• Brief
Nothing in the data should change when you return it, but leave the pictures out.

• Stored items
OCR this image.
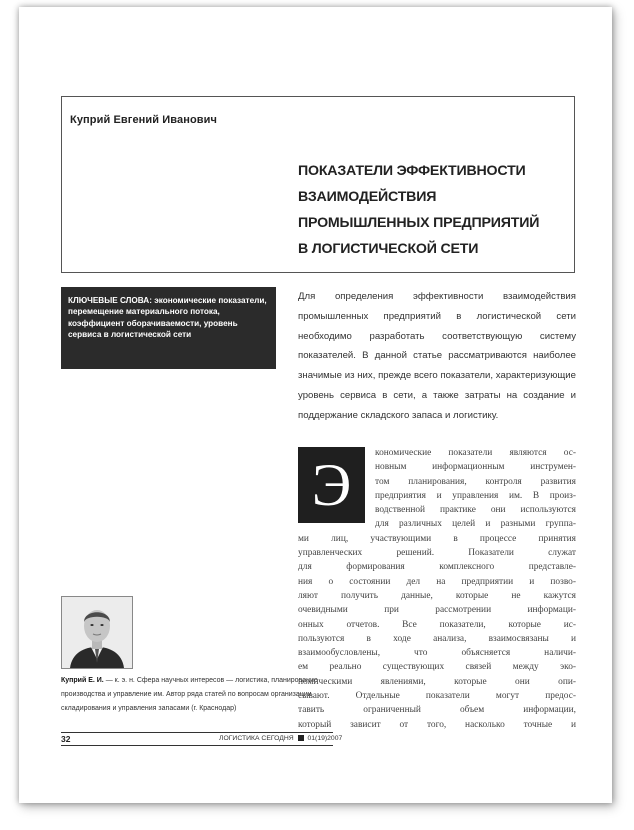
Куприй Евгений Иванович
ПОКАЗАТЕЛИ ЭФФЕКТИВНОСТИ
ВЗАИМОДЕЙСТВИЯ
ПРОМЫШЛЕННЫХ ПРЕДПРИЯТИЙ
В ЛОГИСТИЧЕСКОЙ СЕТИ
КЛЮЧЕВЫЕ СЛОВА: экономические показатели, перемещение материального потока, коэффициент оборачиваемости, уровень сервиса в логистической сети
Для определения эффективности взаимодействия промышленных предприятий в логистической сети необходимо разработать соответствующую систему показателей. В данной статье рассматриваются наиболее значимые из них, прежде всего показатели, характеризующие уровень сервиса в сети, а также затраты на создание и поддержание складского запаса и логистику.
Э	кономические показатели являются ос-
новным информационным инструмен-
том планирования, контроля развития
предприятия и управления им. В произ-
водственной практике они используются
для различных целей и разными группа-
ми лиц, участвующими в процессе принятия
управленческих решений. Показатели служат
для формирования комплексного представле-
ния о состоянии дел на предприятии и позво-
ляют получить данные, которые не кажутся
очевидными при рассмотрении информаци-
онных отчетов. Все показатели, которые ис-
пользуются в ходе анализа, взаимосвязаны и
взаимообусловлены, что объясняется наличи-
ем реально существующих связей между эко-
номическими явлениями, которые они опи-
сывают. Отдельные показатели могут предос-
тавить ограниченный объем информации,
который зависит от того, насколько точные и
Куприй Е. И. — к. э. н. Сфера научных интересов — логистика, планирование производства и управление им. Автор ряда статей по вопросам организации складирования и управления запасами (г. Краснодар)
32	ЛОГИСТИКА СЕГОДНЯ 01(19)2007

• Written reply
OCR this image.
Куприй Евгений Иванович
ПОКАЗАТЕЛИ ЭФФЕКТИВНОСТИ
ВЗАИМОДЕЙСТВИЯ
ПРОМЫШЛЕННЫХ ПРЕДПРИЯТИЙ
В ЛОГИСТИЧЕСКОЙ СЕТИ
КЛЮЧЕВЫЕ СЛОВА: экономические показатели, перемещение материального потока, коэффициент оборачиваемости, уровень сервиса в логистической сети
Для определения эффективности взаимодействия промышленных предприятий в логистической сети необходимо разработать соответствующую систему показателей. В данной статье рассматриваются наиболее значимые из них, прежде всего показатели, характеризующие уровень сервиса в сети, а также затраты на создание и поддержание складского запаса и логистику.
Э	кономические показатели являются ос-
новным информационным инструмен-
том планирования, контроля развития
предприятия и управления им. В произ-
водственной практике они используются
для различных целей и разными группа-
ми лиц, участвующими в процессе принятия
управленческих решений. Показатели служат
для формирования комплексного представле-
ния о состоянии дел на предприятии и позво-
ляют получить данные, которые не кажутся
очевидными при рассмотрении информаци-
онных отчетов. Все показатели, которые ис-
пользуются в ходе анализа, взаимосвязаны и
взаимообусловлены, что объясняется наличи-
ем реально существующих связей между эко-
номическими явлениями, которые они опи-
сывают. Отдельные показатели могут предос-
тавить ограниченный объем информации,
который зависит от того, насколько точные и
Куприй Е. И. — к. э. н. Сфера научных интересов — логистика, планирование производства и управление им. Автор ряда статей по вопросам организации складирования и управления запасами (г. Краснодар)
32	ЛОГИСТИКА СЕГОДНЯ 01(19)2007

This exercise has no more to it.